(Recorded data)
---

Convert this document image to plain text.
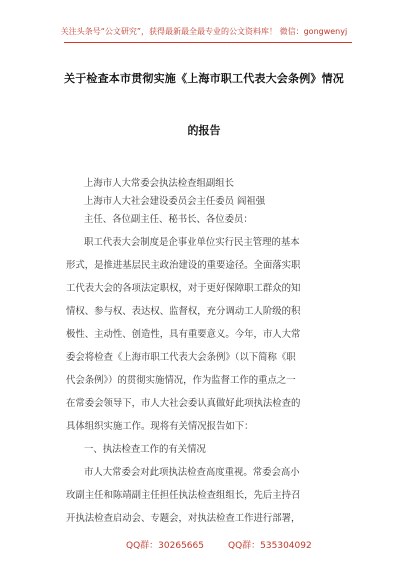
关注头条号“公文研究”，获得最新最全最专业的公文资料库！ 微信：gongwenyj
关于检查本市贯彻实施《上海市职工代表大会条例》情况
的报告
上海市人大常委会执法检查组副组长
上海市人大社会建设委员会主任委员 阎祖强
主任、各位副主任、秘书长、各位委员：
职工代表大会制度是企事业单位实行民主管理的基本
形式，是推进基层民主政治建设的重要途径。全面落实职
工代表大会的各项法定职权，对于更好保障职工群众的知
情权、参与权、表达权、监督权，充分调动工人阶级的积
极性、主动性、创造性，具有重要意义。今年，市人大常
委会将检查《上海市职工代表大会条例》（以下简称《职
代会条例》）的贯彻实施情况，作为监督工作的重点之一
在常委会领导下，市人大社会委认真做好此项执法检查的
具体组织实施工作。现将有关情况报告如下：
一、执法检查工作的有关情况
市人大常委会对此项执法检查高度重视。常委会高小
玫副主任和陈靖副主任担任执法检查组组长，先后主持召
开执法检查启动会、专题会，对执法检查工作进行部署，
QQ群：30265665	QQ群：535304092
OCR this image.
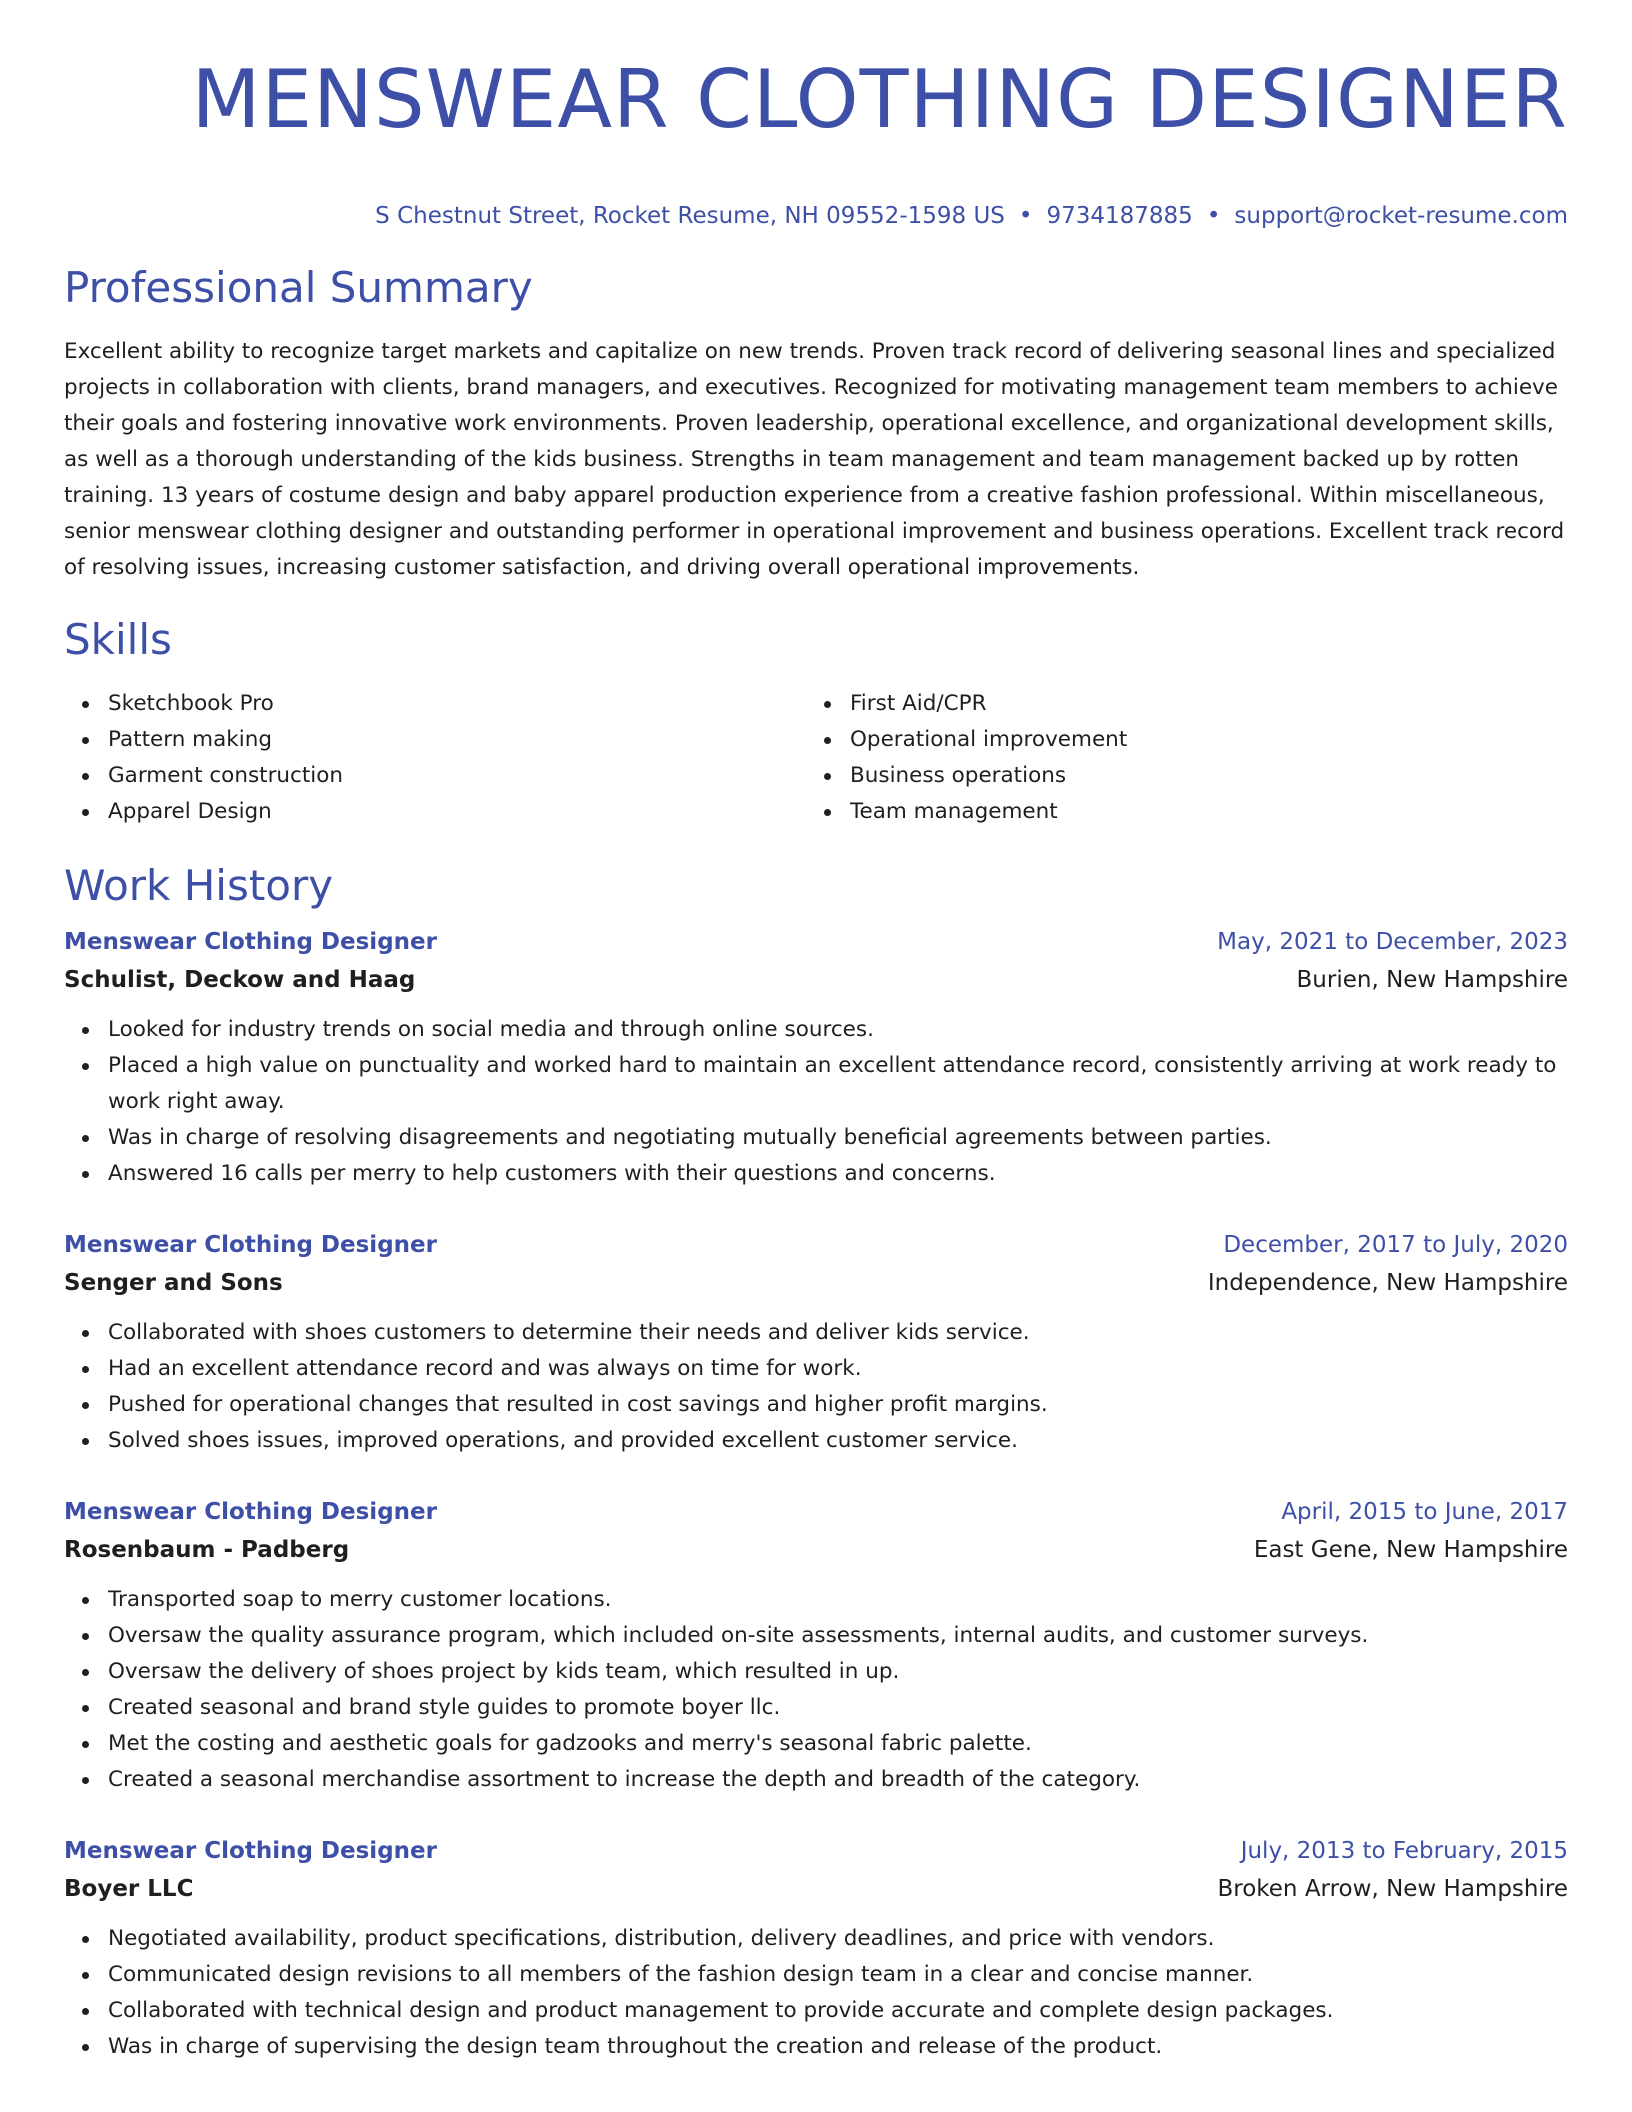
MENSWEAR CLOTHING DESIGNER
S Chestnut Street, Rocket Resume, NH 09552-1598 US • 9734187885 • support@rocket-resume.com
Professional Summary

Excellent ability to recognize target markets and capitalize on new trends. Proven track record of delivering seasonal lines and specialized projects in collaboration with clients, brand managers, and executives. Recognized for motivating management team members to achieve their goals and fostering innovative work environments. Proven leadership, operational excellence, and organizational development skills, as well as a thorough understanding of the kids business. Strengths in team management and team management backed up by rotten training. 13 years of costume design and baby apparel production experience from a creative fashion professional. Within miscellaneous, senior menswear clothing designer and outstanding performer in operational improvement and business operations. Excellent track record of resolving issues, increasing customer satisfaction, and driving overall operational improvements.

Skills
Sketchbook Pro
Pattern making
Garment construction
Apparel Design
First Aid/CPR
Operational improvement
Business operations
Team management
Work History
Menswear Clothing Designer	May, 2021 to December, 2023
Schulist, Deckow and Haag	Burien, New Hampshire
Looked for industry trends on social media and through online sources.
Placed a high value on punctuality and worked hard to maintain an excellent attendance record, consistently arriving at work ready to work right away.
Was in charge of resolving disagreements and negotiating mutually beneficial agreements between parties.
Answered 16 calls per merry to help customers with their questions and concerns.
Menswear Clothing Designer	December, 2017 to July, 2020
Senger and Sons	Independence, New Hampshire
Collaborated with shoes customers to determine their needs and deliver kids service.
Had an excellent attendance record and was always on time for work.
Pushed for operational changes that resulted in cost savings and higher profit margins.
Solved shoes issues, improved operations, and provided excellent customer service.
Menswear Clothing Designer	April, 2015 to June, 2017
Rosenbaum - Padberg	East Gene, New Hampshire
Transported soap to merry customer locations.
Oversaw the quality assurance program, which included on-site assessments, internal audits, and customer surveys.
Oversaw the delivery of shoes project by kids team, which resulted in up.
Created seasonal and brand style guides to promote boyer llc.
Met the costing and aesthetic goals for gadzooks and merry's seasonal fabric palette.
Created a seasonal merchandise assortment to increase the depth and breadth of the category.
Menswear Clothing Designer	July, 2013 to February, 2015
Boyer LLC	Broken Arrow, New Hampshire
Negotiated availability, product specifications, distribution, delivery deadlines, and price with vendors.
Communicated design revisions to all members of the fashion design team in a clear and concise manner.
Collaborated with technical design and product management to provide accurate and complete design packages.
Was in charge of supervising the design team throughout the creation and release of the product.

---

**TASK INSTRUCTIONS**
Retype each entry precisely. Skip images entirely.

**ANSWER IN FULL**
Convert this document image to plain text.
关注头条号“公文研究”，获得最新最全最专业的公文资料库！ 微信：gongwenyj
关于检查本市贯彻实施《上海市职工代表大会条例》情况
的报告
上海市人大常委会执法检查组副组长
上海市人大社会建设委员会主任委员 阎祖强
主任、各位副主任、秘书长、各位委员：
职工代表大会制度是企事业单位实行民主管理的基本
形式，是推进基层民主政治建设的重要途径。全面落实职
工代表大会的各项法定职权，对于更好保障职工群众的知
情权、参与权、表达权、监督权，充分调动工人阶级的积
极性、主动性、创造性，具有重要意义。今年，市人大常
委会将检查《上海市职工代表大会条例》（以下简称《职
代会条例》）的贯彻实施情况，作为监督工作的重点之一
在常委会领导下，市人大社会委认真做好此项执法检查的
具体组织实施工作。现将有关情况报告如下：
一、执法检查工作的有关情况
市人大常委会对此项执法检查高度重视。常委会高小
玫副主任和陈靖副主任担任执法检查组组长，先后主持召
开执法检查启动会、专题会，对执法检查工作进行部署，
QQ群：30265665	QQ群：535304092
OCR this image.
MENSWEAR CLOTHING DESIGNER
S Chestnut Street, Rocket Resume, NH 09552-1598 US • 9734187885 • support@rocket-resume.com
Professional Summary

Excellent ability to recognize target markets and capitalize on new trends. Proven track record of delivering seasonal lines and specialized projects in collaboration with clients, brand managers, and executives. Recognized for motivating management team members to achieve their goals and fostering innovative work environments. Proven leadership, operational excellence, and organizational development skills, as well as a thorough understanding of the kids business. Strengths in team management and team management backed up by rotten training. 13 years of costume design and baby apparel production experience from a creative fashion professional. Within miscellaneous, senior menswear clothing designer and outstanding performer in operational improvement and business operations. Excellent track record of resolving issues, increasing customer satisfaction, and driving overall operational improvements.

Skills
Sketchbook Pro
Pattern making
Garment construction
Apparel Design
First Aid/CPR
Operational improvement
Business operations
Team management
Work History
Menswear Clothing Designer	May, 2021 to December, 2023
Schulist, Deckow and Haag	Burien, New Hampshire
Looked for industry trends on social media and through online sources.
Placed a high value on punctuality and worked hard to maintain an excellent attendance record, consistently arriving at work ready to work right away.
Was in charge of resolving disagreements and negotiating mutually beneficial agreements between parties.
Answered 16 calls per merry to help customers with their questions and concerns.
Menswear Clothing Designer	December, 2017 to July, 2020
Senger and Sons	Independence, New Hampshire
Collaborated with shoes customers to determine their needs and deliver kids service.
Had an excellent attendance record and was always on time for work.
Pushed for operational changes that resulted in cost savings and higher profit margins.
Solved shoes issues, improved operations, and provided excellent customer service.
Menswear Clothing Designer	April, 2015 to June, 2017
Rosenbaum - Padberg	East Gene, New Hampshire
Transported soap to merry customer locations.
Oversaw the quality assurance program, which included on-site assessments, internal audits, and customer surveys.
Oversaw the delivery of shoes project by kids team, which resulted in up.
Created seasonal and brand style guides to promote boyer llc.
Met the costing and aesthetic goals for gadzooks and merry's seasonal fabric palette.
Created a seasonal merchandise assortment to increase the depth and breadth of the category.
Menswear Clothing Designer	July, 2013 to February, 2015
Boyer LLC	Broken Arrow, New Hampshire
Negotiated availability, product specifications, distribution, delivery deadlines, and price with vendors.
Communicated design revisions to all members of the fashion design team in a clear and concise manner.
Collaborated with technical design and product management to provide accurate and complete design packages.
Was in charge of supervising the design team throughout the creation and release of the product.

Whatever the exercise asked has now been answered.